What is needed
Output all of the data below exactly as given.

Excerpted data

────────────────────

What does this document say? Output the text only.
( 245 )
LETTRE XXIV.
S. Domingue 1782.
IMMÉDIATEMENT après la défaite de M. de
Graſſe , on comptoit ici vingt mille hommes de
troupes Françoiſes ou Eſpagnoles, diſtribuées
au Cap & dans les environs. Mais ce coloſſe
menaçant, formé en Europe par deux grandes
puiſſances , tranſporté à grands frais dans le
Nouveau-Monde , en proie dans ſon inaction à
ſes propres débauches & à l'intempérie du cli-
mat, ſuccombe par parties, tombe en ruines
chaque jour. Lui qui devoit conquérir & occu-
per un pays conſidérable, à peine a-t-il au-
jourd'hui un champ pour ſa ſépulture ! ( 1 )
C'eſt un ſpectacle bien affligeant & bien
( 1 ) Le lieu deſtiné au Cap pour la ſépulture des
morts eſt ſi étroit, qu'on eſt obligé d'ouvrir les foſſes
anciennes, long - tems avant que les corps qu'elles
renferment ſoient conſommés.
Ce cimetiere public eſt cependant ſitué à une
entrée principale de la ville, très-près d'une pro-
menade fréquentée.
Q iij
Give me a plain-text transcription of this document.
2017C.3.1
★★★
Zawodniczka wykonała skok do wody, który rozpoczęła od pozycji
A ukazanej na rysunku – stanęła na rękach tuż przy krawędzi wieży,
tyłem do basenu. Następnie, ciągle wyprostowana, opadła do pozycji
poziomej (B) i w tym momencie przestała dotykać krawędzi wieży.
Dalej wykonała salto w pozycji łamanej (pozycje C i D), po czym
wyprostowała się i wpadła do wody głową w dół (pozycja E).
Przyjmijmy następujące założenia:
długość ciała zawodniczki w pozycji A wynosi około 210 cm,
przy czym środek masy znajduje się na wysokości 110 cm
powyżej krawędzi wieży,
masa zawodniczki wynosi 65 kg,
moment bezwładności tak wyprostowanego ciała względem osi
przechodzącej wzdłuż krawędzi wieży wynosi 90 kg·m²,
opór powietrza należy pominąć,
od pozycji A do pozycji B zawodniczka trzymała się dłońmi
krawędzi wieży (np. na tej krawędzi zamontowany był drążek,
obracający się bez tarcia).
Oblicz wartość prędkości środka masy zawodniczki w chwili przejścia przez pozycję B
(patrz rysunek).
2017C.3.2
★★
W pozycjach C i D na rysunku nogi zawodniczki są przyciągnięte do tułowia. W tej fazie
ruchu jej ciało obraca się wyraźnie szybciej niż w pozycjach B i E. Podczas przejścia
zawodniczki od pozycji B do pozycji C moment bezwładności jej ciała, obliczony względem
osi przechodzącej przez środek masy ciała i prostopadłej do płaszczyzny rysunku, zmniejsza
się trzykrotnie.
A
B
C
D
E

────────────────────

Completed exercise
What does this document say? Output the text only.
( 245 )
LETTRE XXIV.
S. Domingue 1782.
IMMÉDIATEMENT après la défaite de M. de
Graſſe , on comptoit ici vingt mille hommes de
troupes Françoiſes ou Eſpagnoles, diſtribuées
au Cap & dans les environs. Mais ce coloſſe
menaçant, formé en Europe par deux grandes
puiſſances , tranſporté à grands frais dans le
Nouveau-Monde , en proie dans ſon inaction à
ſes propres débauches & à l'intempérie du cli-
mat, ſuccombe par parties, tombe en ruines
chaque jour. Lui qui devoit conquérir & occu-
per un pays conſidérable, à peine a-t-il au-
jourd'hui un champ pour ſa ſépulture ! ( 1 )
C'eſt un ſpectacle bien affligeant & bien
( 1 ) Le lieu deſtiné au Cap pour la ſépulture des
morts eſt ſi étroit, qu'on eſt obligé d'ouvrir les foſſes
anciennes, long - tems avant que les corps qu'elles
renferment ſoient conſommés.
Ce cimetiere public eſt cependant ſitué à une
entrée principale de la ville, très-près d'une pro-
menade fréquentée.
Q iij
Give me a plain-text transcription of this document.
2017C.3.1
★★★
Zawodniczka wykonała skok do wody, który rozpoczęła od pozycji
A ukazanej na rysunku – stanęła na rękach tuż przy krawędzi wieży,
tyłem do basenu. Następnie, ciągle wyprostowana, opadła do pozycji
poziomej (B) i w tym momencie przestała dotykać krawędzi wieży.
Dalej wykonała salto w pozycji łamanej (pozycje C i D), po czym
wyprostowała się i wpadła do wody głową w dół (pozycja E).
Przyjmijmy następujące założenia:
długość ciała zawodniczki w pozycji A wynosi około 210 cm,
przy czym środek masy znajduje się na wysokości 110 cm
powyżej krawędzi wieży,
masa zawodniczki wynosi 65 kg,
moment bezwładności tak wyprostowanego ciała względem osi
przechodzącej wzdłuż krawędzi wieży wynosi 90 kg·m²,
opór powietrza należy pominąć,
od pozycji A do pozycji B zawodniczka trzymała się dłońmi
krawędzi wieży (np. na tej krawędzi zamontowany był drążek,
obracający się bez tarcia).
Oblicz wartość prędkości środka masy zawodniczki w chwili przejścia przez pozycję B
(patrz rysunek).
2017C.3.2
★★
W pozycjach C i D na rysunku nogi zawodniczki są przyciągnięte do tułowia. W tej fazie
ruchu jej ciało obraca się wyraźnie szybciej niż w pozycjach B i E. Podczas przejścia
zawodniczki od pozycji B do pozycji C moment bezwładności jej ciała, obliczony względem
osi przechodzącej przez środek masy ciała i prostopadłej do płaszczyzny rysunku, zmniejsza
się trzykrotnie.
A
B
C
D
E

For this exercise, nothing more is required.